Task
Go through the records and report each line in which the word "JSON" occurs.

**********

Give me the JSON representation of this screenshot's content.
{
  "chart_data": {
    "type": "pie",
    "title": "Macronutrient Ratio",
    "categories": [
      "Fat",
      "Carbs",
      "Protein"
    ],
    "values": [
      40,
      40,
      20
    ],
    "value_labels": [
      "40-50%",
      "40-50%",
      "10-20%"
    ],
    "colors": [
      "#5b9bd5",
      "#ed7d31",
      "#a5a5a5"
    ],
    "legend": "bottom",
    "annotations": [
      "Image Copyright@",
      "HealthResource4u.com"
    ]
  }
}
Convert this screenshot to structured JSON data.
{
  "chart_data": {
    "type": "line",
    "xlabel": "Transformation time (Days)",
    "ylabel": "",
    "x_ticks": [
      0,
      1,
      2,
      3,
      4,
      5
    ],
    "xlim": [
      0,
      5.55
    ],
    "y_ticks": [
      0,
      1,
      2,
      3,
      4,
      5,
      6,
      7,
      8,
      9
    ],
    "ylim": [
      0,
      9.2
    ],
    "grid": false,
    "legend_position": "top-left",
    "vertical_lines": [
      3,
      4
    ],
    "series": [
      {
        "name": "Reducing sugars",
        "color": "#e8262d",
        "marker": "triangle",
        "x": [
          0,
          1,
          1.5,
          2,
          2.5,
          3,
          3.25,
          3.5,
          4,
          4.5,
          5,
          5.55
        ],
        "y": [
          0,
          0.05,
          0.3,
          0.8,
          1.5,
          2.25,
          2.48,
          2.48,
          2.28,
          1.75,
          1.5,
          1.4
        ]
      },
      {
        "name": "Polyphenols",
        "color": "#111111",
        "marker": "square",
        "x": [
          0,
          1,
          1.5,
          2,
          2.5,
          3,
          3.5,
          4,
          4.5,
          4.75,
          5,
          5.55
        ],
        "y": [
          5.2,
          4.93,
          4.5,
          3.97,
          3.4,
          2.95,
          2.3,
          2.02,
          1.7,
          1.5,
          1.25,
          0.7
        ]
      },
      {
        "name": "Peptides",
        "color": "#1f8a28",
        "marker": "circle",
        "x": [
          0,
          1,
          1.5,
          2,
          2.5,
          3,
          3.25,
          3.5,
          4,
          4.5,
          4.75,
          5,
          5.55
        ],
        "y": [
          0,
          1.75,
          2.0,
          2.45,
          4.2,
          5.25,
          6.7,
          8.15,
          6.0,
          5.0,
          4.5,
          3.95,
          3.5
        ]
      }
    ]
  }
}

**********

Answer section
Give me the JSON representation of this screenshot's content.
Convert this screenshot to structured JSON data.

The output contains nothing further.